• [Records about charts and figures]
++++++

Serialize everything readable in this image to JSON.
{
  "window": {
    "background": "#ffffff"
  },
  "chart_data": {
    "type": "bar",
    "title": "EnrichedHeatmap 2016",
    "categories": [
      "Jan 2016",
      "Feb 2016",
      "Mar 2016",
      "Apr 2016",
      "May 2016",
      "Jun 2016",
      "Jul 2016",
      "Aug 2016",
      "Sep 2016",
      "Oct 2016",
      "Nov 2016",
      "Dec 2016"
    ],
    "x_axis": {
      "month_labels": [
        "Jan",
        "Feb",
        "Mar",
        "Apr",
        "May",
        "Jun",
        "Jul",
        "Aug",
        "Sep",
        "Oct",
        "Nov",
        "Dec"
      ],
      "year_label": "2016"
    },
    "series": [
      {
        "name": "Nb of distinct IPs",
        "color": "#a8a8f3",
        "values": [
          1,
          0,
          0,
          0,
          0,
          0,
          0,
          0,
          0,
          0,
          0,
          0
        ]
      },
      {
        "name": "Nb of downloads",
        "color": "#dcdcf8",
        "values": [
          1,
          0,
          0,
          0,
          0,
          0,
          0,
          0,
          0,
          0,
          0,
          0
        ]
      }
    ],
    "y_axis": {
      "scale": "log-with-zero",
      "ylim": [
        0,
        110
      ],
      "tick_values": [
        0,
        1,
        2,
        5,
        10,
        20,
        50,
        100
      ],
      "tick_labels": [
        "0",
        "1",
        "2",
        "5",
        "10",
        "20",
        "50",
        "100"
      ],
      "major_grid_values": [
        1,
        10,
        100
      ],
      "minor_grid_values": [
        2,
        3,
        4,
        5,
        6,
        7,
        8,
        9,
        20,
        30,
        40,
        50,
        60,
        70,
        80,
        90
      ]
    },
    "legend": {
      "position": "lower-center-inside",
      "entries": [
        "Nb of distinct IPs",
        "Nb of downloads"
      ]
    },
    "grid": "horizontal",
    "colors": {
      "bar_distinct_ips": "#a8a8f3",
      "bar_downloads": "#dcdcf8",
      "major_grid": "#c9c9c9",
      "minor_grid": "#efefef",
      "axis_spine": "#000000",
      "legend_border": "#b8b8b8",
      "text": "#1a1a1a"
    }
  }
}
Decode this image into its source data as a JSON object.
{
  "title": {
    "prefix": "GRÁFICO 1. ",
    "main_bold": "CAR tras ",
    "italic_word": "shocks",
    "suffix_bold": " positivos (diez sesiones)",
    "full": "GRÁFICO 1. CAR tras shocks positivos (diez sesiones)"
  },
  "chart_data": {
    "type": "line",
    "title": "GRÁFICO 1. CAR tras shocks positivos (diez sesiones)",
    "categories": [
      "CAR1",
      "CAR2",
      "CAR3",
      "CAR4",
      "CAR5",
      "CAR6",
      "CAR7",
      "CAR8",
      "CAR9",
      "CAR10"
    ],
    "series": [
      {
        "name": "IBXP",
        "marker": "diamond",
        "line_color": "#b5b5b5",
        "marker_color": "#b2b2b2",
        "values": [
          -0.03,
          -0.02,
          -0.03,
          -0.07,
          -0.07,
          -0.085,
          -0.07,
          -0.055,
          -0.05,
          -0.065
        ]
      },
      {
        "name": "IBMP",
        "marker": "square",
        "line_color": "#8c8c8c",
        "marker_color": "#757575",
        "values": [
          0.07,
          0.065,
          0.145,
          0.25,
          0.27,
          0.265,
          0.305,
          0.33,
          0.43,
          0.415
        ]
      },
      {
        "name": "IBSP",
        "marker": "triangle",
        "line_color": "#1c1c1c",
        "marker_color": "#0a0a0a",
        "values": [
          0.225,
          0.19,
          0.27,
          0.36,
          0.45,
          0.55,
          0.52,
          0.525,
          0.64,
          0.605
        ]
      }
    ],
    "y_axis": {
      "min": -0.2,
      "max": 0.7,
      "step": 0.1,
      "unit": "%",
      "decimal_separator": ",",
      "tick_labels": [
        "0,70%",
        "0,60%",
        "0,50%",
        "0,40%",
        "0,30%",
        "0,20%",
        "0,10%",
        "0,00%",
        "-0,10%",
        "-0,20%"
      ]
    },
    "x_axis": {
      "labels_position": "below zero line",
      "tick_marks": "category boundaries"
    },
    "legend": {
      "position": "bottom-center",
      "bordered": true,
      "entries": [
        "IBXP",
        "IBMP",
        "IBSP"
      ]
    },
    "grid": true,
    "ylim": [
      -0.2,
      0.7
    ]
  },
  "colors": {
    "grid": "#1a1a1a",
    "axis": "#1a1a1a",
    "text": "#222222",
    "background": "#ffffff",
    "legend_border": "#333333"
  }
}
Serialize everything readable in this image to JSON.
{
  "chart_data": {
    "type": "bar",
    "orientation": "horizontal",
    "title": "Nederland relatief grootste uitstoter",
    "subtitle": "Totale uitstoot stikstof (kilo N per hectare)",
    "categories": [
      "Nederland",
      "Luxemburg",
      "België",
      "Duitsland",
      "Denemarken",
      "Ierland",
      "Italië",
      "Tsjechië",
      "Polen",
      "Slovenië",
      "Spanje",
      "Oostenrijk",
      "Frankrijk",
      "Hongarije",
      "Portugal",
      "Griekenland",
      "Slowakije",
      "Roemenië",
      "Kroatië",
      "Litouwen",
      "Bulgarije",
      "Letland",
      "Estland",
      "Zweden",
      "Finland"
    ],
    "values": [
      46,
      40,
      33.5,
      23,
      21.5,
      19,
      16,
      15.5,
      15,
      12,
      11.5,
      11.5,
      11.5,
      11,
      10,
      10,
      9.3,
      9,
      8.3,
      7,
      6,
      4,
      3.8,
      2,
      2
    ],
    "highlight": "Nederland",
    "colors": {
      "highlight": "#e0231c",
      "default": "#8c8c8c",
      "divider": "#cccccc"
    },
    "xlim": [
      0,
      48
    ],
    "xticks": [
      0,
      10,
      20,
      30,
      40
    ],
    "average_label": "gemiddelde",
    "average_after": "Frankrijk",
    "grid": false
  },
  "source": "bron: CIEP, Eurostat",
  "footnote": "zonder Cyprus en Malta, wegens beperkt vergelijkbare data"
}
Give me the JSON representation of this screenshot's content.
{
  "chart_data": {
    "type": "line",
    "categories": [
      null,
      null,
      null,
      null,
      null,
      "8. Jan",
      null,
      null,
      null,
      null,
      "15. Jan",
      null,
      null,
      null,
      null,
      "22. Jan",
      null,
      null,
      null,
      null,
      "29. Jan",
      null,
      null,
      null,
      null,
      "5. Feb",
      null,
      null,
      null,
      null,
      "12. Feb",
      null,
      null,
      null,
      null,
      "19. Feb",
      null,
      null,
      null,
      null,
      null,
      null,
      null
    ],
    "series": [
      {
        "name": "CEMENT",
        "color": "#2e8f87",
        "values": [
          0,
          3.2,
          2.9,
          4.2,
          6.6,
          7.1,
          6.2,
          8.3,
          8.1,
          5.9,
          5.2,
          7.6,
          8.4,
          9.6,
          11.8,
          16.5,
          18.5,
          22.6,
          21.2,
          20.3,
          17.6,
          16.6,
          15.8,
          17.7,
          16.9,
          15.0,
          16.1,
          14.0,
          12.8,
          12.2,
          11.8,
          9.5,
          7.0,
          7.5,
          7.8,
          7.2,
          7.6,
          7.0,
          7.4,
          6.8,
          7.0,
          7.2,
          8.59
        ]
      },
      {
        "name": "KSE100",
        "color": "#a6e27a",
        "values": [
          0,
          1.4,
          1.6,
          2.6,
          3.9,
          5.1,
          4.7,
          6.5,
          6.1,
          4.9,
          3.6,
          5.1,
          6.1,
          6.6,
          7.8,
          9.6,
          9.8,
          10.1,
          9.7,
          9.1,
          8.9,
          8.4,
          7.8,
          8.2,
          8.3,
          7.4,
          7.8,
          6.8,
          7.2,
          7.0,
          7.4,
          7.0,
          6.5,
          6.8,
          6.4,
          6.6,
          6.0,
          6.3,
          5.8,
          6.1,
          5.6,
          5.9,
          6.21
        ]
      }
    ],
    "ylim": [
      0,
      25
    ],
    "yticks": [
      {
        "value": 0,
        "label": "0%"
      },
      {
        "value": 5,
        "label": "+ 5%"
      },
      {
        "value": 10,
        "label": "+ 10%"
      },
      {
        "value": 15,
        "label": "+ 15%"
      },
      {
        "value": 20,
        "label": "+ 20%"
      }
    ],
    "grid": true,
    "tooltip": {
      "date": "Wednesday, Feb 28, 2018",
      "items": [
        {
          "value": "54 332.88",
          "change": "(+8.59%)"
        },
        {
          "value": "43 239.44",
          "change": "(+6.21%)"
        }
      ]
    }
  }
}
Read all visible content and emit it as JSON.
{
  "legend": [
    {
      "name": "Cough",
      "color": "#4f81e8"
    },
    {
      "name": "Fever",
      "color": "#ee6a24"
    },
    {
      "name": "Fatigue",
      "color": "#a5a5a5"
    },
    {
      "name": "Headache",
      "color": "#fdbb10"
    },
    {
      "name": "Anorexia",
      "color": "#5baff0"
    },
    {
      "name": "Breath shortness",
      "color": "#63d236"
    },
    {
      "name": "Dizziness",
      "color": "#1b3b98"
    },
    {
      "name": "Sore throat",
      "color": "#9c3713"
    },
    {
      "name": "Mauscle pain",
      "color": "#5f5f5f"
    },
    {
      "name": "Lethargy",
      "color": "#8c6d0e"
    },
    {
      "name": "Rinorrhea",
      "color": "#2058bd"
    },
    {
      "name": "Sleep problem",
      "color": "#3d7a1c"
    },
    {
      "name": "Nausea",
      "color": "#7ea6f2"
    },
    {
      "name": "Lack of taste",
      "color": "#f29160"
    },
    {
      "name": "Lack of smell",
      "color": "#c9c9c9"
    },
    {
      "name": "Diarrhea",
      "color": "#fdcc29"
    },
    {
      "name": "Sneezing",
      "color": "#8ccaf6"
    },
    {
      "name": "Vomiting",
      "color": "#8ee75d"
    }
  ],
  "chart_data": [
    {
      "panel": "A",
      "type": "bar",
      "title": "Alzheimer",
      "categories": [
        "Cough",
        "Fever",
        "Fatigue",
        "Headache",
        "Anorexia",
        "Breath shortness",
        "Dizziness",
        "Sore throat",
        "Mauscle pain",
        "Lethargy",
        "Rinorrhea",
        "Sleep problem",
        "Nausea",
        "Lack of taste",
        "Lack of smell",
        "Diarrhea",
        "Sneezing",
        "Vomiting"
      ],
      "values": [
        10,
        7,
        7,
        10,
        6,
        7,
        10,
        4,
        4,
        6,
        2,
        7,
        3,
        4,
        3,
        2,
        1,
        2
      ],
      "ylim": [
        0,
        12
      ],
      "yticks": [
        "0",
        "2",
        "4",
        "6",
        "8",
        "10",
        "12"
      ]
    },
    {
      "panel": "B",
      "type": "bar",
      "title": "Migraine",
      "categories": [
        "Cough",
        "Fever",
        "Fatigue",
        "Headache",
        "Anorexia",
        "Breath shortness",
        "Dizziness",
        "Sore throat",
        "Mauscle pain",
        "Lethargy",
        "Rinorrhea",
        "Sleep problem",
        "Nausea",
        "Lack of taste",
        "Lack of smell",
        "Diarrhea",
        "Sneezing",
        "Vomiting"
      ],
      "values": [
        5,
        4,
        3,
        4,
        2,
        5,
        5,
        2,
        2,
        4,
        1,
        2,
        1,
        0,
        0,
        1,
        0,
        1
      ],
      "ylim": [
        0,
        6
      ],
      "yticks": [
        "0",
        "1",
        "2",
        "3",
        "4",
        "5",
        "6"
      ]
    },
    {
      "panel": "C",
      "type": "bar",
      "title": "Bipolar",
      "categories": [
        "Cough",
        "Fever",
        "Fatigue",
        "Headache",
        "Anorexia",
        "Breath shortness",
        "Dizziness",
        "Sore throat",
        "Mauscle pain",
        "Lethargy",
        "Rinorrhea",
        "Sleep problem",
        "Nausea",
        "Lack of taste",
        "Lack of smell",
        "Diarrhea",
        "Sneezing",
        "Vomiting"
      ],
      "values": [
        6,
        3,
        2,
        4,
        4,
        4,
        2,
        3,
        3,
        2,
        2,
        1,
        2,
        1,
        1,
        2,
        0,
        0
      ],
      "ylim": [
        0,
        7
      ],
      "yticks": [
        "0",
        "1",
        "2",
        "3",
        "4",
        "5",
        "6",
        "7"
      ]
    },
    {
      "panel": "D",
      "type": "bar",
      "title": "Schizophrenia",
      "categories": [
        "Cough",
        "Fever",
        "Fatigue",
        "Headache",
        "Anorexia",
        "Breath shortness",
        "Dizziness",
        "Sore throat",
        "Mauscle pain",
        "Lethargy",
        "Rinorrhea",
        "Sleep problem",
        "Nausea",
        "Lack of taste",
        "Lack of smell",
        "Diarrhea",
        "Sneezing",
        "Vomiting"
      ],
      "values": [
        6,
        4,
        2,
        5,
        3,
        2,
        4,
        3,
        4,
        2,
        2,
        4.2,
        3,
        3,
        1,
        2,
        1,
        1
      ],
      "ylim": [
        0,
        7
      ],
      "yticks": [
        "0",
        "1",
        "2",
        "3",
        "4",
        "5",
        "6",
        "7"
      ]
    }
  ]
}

++++++

• [TASK DETAILS]
Take every line from the data above that holds "Nederland" and copy it out.

• [SOLUTION TO THE EXERCISE]
    "title": "Nederland relatief grootste uitstoter",
      "Nederland",
    "highlight": "Nederland",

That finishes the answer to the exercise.